Each record must be retyped in full. No character may differ.
START
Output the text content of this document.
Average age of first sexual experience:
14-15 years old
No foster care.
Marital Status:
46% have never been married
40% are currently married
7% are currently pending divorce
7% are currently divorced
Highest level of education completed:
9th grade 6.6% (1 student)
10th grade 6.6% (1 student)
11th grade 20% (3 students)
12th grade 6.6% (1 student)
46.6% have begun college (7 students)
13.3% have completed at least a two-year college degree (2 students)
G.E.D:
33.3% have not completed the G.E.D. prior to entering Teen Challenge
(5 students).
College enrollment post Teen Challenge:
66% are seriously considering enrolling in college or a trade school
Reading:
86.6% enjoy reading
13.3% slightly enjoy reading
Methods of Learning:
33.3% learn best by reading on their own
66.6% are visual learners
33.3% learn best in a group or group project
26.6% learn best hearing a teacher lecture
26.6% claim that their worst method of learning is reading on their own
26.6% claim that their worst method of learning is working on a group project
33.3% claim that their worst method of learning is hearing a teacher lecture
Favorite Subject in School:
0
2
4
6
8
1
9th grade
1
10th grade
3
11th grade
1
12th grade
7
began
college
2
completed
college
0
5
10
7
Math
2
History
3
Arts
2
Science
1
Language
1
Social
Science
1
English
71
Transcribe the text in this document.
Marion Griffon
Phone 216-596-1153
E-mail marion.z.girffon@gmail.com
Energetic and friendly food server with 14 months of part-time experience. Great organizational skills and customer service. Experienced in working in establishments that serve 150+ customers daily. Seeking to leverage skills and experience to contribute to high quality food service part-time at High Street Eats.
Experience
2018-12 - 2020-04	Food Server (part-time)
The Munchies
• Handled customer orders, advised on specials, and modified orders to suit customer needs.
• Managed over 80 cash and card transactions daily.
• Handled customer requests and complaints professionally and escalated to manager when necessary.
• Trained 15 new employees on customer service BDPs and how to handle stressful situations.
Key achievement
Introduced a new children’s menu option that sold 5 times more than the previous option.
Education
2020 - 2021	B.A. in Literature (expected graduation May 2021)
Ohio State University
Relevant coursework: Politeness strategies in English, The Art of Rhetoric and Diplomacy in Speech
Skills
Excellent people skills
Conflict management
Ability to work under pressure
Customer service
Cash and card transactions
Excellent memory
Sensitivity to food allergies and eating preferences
END
Output below:
Output the text content of this document.
Average age of first sexual experience:
14-15 years old
No foster care.
Marital Status:
46% have never been married
40% are currently married
7% are currently pending divorce
7% are currently divorced
Highest level of education completed:
9th grade 6.6% (1 student)
10th grade 6.6% (1 student)
11th grade 20% (3 students)
12th grade 6.6% (1 student)
46.6% have begun college (7 students)
13.3% have completed at least a two-year college degree (2 students)
G.E.D:
33.3% have not completed the G.E.D. prior to entering Teen Challenge
(5 students).
College enrollment post Teen Challenge:
66% are seriously considering enrolling in college or a trade school
Reading:
86.6% enjoy reading
13.3% slightly enjoy reading
Methods of Learning:
33.3% learn best by reading on their own
66.6% are visual learners
33.3% learn best in a group or group project
26.6% learn best hearing a teacher lecture
26.6% claim that their worst method of learning is reading on their own
26.6% claim that their worst method of learning is working on a group project
33.3% claim that their worst method of learning is hearing a teacher lecture
Favorite Subject in School:
0
2
4
6
8
1
9th grade
1
10th grade
3
11th grade
1
12th grade
7
began
college
2
completed
college
0
5
10
7
Math
2
History
3
Arts
2
Science
1
Language
1
Social
Science
1
English
71
Transcribe the text in this document.
Marion Griffon
Phone 216-596-1153
E-mail marion.z.girffon@gmail.com
Energetic and friendly food server with 14 months of part-time experience. Great organizational skills and customer service. Experienced in working in establishments that serve 150+ customers daily. Seeking to leverage skills and experience to contribute to high quality food service part-time at High Street Eats.
Experience
2018-12 - 2020-04	Food Server (part-time)
The Munchies
• Handled customer orders, advised on specials, and modified orders to suit customer needs.
• Managed over 80 cash and card transactions daily.
• Handled customer requests and complaints professionally and escalated to manager when necessary.
• Trained 15 new employees on customer service BDPs and how to handle stressful situations.
Key achievement
Introduced a new children’s menu option that sold 5 times more than the previous option.
Education
2020 - 2021	B.A. in Literature (expected graduation May 2021)
Ohio State University
Relevant coursework: Politeness strategies in English, The Art of Rhetoric and Diplomacy in Speech
Skills
Excellent people skills
Conflict management
Ability to work under pressure
Customer service
Cash and card transactions
Excellent memory
Sensitivity to food allergies and eating preferences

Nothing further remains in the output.